*Supplied information*:
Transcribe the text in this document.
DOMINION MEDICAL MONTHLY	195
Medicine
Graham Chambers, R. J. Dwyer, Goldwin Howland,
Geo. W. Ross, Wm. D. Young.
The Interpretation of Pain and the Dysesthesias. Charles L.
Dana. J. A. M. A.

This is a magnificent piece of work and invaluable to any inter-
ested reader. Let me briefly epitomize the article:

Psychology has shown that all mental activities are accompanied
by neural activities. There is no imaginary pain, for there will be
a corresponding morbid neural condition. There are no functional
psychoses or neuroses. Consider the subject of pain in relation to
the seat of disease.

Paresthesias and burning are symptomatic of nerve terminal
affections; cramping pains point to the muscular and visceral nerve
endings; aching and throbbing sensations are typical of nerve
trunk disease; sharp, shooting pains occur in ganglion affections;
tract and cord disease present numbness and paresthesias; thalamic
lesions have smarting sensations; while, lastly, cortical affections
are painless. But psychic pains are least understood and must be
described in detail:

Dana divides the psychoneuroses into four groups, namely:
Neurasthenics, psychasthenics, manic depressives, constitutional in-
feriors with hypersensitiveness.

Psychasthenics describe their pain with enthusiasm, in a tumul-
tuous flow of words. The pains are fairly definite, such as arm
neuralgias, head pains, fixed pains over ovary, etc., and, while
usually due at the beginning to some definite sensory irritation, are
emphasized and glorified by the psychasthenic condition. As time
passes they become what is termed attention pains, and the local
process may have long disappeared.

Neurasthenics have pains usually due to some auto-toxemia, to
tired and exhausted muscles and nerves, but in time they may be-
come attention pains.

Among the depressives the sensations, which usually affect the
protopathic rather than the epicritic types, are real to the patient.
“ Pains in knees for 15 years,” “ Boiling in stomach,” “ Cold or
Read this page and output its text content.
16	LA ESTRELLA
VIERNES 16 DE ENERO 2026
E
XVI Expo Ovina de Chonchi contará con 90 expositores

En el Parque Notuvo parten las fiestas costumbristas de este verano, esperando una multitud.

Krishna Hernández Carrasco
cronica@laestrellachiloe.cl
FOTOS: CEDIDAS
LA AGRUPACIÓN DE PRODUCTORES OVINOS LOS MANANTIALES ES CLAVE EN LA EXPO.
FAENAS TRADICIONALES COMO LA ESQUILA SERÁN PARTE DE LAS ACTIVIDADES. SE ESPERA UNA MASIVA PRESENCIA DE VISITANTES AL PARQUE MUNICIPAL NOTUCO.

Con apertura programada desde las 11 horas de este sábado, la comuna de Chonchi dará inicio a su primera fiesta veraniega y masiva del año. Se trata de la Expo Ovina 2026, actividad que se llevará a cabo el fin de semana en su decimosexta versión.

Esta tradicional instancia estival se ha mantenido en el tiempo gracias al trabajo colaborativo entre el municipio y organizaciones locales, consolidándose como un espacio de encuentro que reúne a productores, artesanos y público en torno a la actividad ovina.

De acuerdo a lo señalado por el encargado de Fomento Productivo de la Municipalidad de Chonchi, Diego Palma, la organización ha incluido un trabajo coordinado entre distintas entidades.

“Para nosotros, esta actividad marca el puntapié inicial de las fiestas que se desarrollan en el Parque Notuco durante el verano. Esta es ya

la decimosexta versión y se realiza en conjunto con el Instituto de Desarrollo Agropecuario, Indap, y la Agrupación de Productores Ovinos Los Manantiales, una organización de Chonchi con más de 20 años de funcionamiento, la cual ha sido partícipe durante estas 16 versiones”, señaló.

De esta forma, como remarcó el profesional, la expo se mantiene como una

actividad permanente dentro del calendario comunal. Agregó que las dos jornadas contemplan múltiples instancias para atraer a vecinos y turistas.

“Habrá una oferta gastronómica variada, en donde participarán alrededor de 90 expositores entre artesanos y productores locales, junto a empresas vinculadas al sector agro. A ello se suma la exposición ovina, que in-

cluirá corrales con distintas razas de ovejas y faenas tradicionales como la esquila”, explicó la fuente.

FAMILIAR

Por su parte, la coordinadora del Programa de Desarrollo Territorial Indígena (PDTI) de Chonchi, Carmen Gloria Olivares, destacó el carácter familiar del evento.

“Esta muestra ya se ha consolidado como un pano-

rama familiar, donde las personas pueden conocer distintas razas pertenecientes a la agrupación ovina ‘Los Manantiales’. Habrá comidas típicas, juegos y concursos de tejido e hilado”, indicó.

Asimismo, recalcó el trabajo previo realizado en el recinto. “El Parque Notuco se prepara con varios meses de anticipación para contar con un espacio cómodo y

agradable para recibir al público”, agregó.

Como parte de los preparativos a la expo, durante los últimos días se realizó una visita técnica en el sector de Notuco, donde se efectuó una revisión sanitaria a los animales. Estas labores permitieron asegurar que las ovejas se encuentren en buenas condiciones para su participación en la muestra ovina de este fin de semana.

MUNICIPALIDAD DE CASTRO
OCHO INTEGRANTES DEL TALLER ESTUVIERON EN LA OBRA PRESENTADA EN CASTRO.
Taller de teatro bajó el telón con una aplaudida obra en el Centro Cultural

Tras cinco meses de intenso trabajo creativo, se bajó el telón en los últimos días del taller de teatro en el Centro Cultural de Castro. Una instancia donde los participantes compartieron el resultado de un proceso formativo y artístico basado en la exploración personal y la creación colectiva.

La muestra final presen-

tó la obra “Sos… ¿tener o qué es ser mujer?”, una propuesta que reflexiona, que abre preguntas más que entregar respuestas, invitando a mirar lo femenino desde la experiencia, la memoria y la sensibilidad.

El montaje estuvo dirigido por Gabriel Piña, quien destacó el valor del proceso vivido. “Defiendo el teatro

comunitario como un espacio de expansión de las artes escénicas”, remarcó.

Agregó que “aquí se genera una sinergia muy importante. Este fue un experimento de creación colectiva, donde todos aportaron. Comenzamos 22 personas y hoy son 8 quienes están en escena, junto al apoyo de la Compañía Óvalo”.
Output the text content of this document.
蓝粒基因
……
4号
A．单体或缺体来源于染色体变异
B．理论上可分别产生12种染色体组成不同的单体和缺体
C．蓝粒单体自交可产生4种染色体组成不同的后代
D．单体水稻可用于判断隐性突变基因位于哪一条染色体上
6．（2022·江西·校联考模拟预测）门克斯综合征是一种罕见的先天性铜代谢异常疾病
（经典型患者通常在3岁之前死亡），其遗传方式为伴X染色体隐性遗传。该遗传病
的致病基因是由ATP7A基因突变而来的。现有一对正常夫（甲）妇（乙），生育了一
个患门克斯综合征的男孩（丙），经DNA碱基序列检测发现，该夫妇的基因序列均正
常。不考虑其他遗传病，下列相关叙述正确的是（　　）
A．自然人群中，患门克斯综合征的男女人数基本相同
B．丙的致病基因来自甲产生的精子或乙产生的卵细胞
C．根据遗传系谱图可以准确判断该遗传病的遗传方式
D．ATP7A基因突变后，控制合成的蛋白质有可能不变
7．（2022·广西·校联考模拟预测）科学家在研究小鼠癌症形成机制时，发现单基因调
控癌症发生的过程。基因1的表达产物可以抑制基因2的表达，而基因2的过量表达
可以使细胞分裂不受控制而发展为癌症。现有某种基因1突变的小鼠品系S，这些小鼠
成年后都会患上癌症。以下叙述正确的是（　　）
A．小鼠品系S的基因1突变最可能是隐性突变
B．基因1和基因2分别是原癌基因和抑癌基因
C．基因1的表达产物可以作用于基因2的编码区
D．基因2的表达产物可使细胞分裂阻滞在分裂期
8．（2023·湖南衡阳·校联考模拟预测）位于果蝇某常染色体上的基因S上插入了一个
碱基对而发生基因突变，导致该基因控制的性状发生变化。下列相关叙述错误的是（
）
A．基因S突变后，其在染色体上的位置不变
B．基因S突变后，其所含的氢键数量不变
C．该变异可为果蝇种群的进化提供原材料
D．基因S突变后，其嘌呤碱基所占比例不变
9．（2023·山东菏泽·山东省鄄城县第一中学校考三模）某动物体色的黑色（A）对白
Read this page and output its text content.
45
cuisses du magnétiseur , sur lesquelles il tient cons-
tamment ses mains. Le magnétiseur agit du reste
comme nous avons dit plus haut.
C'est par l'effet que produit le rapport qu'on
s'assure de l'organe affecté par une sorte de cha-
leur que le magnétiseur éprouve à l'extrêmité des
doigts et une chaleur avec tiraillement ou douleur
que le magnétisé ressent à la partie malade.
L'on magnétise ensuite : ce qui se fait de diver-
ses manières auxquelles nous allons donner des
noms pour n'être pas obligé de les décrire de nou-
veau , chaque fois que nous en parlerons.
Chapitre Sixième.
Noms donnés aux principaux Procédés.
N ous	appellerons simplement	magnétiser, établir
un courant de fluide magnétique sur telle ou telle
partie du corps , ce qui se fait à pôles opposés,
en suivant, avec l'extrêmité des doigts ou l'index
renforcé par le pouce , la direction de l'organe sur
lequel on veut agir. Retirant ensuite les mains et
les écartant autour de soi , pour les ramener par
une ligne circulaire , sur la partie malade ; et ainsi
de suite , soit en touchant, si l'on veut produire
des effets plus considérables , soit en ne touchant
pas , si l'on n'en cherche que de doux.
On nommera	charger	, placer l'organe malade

*Exercise goal*:
Identify the lines in the entries that hold "time" and return each one.

*Answer to the problem*:
emphasized and glorified by the psychasthenic condition. As time
tired and exhausted muscles and nerves, but in time they may be-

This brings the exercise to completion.